Given task –
Copy out each line below that has the word "sobre" in it.

Stored records –
——
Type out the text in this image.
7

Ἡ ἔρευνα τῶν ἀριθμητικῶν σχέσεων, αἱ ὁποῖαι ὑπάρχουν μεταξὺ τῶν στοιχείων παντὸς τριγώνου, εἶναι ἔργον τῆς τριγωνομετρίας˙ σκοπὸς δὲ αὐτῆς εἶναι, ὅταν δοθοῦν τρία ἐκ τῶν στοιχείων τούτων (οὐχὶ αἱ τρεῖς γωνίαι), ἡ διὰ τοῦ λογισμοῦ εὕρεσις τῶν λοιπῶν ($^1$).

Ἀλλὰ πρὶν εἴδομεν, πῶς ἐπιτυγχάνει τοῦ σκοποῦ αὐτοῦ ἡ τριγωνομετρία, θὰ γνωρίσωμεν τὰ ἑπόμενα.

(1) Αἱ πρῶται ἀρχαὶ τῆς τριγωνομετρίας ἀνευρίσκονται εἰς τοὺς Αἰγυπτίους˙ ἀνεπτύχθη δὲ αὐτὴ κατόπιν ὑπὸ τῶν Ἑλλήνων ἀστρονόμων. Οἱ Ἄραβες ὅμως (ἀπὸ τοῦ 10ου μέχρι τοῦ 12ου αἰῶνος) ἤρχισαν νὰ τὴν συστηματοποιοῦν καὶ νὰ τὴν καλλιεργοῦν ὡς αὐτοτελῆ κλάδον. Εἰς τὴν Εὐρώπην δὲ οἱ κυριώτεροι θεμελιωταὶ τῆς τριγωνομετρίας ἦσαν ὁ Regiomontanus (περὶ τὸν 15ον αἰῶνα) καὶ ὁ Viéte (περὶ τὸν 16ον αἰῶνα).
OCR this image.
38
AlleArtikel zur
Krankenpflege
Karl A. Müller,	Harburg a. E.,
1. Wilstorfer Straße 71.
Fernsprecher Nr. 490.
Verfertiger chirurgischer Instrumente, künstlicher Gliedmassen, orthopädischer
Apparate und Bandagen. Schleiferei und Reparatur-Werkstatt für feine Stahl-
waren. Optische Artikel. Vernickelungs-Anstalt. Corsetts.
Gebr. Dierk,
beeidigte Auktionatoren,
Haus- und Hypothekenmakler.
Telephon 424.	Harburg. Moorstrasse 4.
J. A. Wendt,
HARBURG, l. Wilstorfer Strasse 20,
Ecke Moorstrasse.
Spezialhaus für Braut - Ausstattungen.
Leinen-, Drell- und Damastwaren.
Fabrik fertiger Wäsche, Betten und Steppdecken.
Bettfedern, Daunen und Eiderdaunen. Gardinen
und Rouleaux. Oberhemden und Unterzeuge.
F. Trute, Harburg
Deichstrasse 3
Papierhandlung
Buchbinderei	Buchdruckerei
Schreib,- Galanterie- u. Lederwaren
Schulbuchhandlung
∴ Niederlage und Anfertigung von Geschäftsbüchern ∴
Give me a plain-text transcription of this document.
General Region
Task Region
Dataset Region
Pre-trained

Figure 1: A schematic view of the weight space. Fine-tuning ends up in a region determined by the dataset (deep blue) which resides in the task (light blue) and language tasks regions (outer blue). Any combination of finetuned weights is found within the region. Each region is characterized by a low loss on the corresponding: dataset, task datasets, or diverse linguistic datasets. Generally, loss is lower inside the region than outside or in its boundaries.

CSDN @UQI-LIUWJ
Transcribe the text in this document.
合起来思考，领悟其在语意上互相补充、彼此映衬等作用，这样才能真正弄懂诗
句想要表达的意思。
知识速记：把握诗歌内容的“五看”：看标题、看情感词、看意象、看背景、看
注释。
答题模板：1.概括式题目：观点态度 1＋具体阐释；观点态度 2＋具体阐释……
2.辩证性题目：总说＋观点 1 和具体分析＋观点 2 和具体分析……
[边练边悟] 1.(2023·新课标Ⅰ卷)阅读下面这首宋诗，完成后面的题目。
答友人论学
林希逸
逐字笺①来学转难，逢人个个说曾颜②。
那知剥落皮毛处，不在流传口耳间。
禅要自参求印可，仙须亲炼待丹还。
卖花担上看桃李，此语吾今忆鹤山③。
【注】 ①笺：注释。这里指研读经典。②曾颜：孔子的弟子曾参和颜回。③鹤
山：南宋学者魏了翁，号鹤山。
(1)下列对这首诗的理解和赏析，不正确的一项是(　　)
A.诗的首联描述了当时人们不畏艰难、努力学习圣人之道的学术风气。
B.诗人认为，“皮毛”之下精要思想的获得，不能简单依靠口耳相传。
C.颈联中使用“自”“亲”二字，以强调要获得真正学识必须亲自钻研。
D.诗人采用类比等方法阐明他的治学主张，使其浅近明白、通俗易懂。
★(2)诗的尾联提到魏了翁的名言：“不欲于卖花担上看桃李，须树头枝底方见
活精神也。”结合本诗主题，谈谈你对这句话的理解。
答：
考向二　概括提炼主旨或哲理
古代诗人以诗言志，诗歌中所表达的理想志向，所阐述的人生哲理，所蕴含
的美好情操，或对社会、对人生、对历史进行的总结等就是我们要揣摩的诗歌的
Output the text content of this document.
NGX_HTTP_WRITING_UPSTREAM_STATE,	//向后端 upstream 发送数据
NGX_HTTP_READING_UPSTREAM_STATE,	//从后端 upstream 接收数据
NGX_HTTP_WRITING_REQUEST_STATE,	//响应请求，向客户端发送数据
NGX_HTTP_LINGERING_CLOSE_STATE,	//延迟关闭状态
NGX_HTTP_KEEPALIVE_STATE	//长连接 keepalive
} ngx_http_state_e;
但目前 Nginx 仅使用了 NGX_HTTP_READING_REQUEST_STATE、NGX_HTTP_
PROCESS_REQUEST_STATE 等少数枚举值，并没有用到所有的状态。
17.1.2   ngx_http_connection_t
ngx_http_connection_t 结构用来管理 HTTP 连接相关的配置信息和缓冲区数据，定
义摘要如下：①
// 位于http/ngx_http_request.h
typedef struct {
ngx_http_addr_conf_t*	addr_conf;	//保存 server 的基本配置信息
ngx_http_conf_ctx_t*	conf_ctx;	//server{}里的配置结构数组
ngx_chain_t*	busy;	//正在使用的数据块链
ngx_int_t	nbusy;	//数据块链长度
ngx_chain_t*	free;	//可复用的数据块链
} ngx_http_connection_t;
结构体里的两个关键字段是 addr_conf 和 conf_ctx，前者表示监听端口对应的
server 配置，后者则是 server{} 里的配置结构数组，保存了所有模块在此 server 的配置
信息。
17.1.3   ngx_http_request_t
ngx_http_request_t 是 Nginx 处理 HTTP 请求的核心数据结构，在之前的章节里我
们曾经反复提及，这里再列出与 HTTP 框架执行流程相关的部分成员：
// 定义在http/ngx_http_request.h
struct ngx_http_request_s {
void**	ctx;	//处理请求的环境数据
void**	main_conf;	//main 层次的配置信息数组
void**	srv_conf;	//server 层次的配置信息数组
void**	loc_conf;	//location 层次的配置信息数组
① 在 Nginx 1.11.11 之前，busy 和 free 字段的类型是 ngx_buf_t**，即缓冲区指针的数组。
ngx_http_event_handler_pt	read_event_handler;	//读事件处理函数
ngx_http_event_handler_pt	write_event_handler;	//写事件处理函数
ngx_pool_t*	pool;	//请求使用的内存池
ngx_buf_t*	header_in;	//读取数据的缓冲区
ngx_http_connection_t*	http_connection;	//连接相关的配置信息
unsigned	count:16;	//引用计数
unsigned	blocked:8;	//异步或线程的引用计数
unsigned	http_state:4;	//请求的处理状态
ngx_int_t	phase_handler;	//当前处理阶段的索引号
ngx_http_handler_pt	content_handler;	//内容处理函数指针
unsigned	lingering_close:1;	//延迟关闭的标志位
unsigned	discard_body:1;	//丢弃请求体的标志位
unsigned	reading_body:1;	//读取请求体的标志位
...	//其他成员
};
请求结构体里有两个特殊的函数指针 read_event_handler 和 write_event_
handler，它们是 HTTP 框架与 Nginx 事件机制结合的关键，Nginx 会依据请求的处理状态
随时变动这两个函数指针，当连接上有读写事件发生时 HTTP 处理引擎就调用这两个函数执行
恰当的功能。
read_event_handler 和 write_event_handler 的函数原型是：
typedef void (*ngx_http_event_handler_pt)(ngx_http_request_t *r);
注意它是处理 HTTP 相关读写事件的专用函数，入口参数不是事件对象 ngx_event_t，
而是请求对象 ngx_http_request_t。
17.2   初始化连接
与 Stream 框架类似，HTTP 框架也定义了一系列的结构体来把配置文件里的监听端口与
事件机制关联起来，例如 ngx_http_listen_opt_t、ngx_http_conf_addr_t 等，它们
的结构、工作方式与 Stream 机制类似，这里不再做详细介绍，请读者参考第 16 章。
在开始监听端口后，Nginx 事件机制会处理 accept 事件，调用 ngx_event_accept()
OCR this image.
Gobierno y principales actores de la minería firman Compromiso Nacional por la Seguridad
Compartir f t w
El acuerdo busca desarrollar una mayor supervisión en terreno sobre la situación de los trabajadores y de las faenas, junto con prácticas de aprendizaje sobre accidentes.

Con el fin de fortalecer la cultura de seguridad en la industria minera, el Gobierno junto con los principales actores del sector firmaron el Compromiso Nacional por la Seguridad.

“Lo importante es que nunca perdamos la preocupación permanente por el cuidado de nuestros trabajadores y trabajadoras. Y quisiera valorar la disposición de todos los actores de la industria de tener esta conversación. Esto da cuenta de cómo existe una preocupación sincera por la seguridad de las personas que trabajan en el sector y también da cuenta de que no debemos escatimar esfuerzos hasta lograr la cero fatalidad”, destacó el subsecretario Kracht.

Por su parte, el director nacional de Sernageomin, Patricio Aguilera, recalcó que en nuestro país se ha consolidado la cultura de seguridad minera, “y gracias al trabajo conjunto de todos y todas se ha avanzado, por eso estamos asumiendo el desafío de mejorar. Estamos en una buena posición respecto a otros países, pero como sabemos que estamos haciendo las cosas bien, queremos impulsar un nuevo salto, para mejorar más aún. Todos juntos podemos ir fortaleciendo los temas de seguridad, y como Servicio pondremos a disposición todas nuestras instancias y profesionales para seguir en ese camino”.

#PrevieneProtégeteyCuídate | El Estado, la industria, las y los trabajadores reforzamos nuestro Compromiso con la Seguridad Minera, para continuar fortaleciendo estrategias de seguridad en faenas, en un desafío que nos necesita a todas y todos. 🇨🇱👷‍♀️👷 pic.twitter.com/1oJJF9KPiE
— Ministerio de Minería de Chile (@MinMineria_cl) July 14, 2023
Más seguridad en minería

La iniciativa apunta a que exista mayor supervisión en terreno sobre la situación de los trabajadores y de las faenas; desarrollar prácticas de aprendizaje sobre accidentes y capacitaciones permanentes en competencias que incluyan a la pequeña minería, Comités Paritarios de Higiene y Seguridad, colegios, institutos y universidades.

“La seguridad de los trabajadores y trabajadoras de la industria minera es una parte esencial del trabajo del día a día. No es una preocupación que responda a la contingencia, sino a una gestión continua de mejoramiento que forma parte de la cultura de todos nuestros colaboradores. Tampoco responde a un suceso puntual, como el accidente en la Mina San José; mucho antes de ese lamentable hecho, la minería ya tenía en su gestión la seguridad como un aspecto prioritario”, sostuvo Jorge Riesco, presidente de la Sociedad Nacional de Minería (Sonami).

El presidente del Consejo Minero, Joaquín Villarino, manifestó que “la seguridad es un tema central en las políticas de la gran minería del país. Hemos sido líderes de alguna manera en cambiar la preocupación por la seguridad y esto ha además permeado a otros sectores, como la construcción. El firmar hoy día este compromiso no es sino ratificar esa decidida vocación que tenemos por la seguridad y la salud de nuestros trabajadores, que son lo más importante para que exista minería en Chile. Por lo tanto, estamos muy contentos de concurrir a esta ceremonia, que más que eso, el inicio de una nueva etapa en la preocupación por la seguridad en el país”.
——
Final answer –
El acuerdo busca desarrollar una mayor supervisión en terreno sobre la situación de los trabajadores y de las faenas, junto con prácticas de aprendizaje sobre accidentes.
La iniciativa apunta a que exista mayor supervisión en terreno sobre la situación de los trabajadores y de las faenas; desarrollar prácticas de aprendizaje sobre accidentes y capacitaciones permanentes en competencias que incluyan a la pequeña minería, Comités Paritarios de Higiene y Seguridad, colegios, institutos y universidades.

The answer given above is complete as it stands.